Aufgabe 1: Fassen Sie den Absatz des Quellenauszugs, der mit „Vor der geplanten Unterzeichnung“ beginnt, als knappe Stichpunktliste zusammen und behalten Sie dabei alle wesentlichen Fakten bei.
Aufgabe 2: Übertragen Sie den Satz „Ein Teil dieser Unterstützung könnte aus einem Krisenfonds von 6,3 Milliarden Euro stammen.“ aus dem Quellenauszug ins Englische.

Quellenauszug:
Für europäische Landwirte stehen entscheidende Tage bevor: Die Europäische Union plant, das Mercosur-Handelsabkommen mit Südamerika zu unterzeichnen, was weitreichende Auswirkungen auf die Agrarwirtschaft haben könnte. Für viele Betriebe bedeutet dies, sich auf zusätzliche Konkurrenz aus Übersee einzustellen, insbesondere bei Produkten wie Rindfleisch und Zucker, die günstiger importiert werden könnten.
Italien als Schlüsselfaktor für Mercosur
Die Zustimmung Italiens zum Abkommen ist von zentraler Bedeutung. Laut dem italienischen Agrarminister Lollobrigida hat die EU angeboten, die finanziellen Mittel für italienische Landwirte zwischen 2028 und 2034 zu erhöhen. Die italienische Ministerpräsidentin Meloni sieht diese Zusicherung positiv, da sie den Landwirten ihres Landes 45 Milliarden Euro in Aussicht stellt.
Außerordentliches Treffen der EU-Agrarminister
Vor der geplanten Unterzeichnung am 12. Januar in Paraguay hat die EU-Kommission alle 27 Landwirtschaftsminister zu einem außerplanmäßigen Treffen nach Brüssel eingeladen. Deutschland wird durch Staatssekretär Markus Schick vertreten, da Bundesagrarminister Alois Rainer zeitgleich an einem anderen Termin teilnimmt.
Finanzielle Unterstützung und Kontrolle
Agrarkommissar Hansen und Handelskommissar Šefčovič möchten den EU-Agrarministern finanzielle Zusicherungen im Rahmen der Gemeinsamen Agrarpolitik (GAP) geben. Ein Teil dieser Unterstützung könnte aus einem Krisenfonds von 6,3 Milliarden Euro stammen. Zudem steht eine Überprüfung der Importkontrollen im Raum, um Pestizidrückstände besser zu überwachen.

Bereitgestellte Datensätze:

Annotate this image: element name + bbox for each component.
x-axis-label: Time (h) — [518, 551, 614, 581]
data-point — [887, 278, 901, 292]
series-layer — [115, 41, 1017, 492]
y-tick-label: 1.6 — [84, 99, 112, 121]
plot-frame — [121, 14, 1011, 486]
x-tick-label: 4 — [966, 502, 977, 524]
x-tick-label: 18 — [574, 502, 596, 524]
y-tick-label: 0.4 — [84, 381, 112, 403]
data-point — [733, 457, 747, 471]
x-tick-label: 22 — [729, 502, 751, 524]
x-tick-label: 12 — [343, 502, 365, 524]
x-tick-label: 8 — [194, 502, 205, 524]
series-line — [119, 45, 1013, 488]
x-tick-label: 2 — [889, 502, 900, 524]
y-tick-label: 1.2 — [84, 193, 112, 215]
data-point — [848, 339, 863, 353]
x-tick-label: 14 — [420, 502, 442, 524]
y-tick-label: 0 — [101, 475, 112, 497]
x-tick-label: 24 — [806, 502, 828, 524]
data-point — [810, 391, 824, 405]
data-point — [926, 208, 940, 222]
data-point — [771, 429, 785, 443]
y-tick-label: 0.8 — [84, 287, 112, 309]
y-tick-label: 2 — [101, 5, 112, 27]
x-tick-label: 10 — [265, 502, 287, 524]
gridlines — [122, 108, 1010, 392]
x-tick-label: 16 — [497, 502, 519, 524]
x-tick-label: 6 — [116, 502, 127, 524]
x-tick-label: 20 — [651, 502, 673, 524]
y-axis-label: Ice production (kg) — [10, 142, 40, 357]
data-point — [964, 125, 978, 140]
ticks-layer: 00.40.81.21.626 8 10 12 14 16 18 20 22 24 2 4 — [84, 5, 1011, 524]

Ergebnis 1:
- Geplante Unterzeichnung: 12. Januar in Paraguay
- Vorher: außerplanmäßiges Treffen aller 27 Landwirtschaftsminister in Brüssel auf Einladung der EU-Kommission
- Vertretung Deutschlands: Staatssekretär Markus Schick, da Bundesagrarminister Alois Rainer zeitgleich an einem anderen Termin teilnimmt

Ergebnis 2: Part of this support could come from a crisis fund of 6.3 billion euros.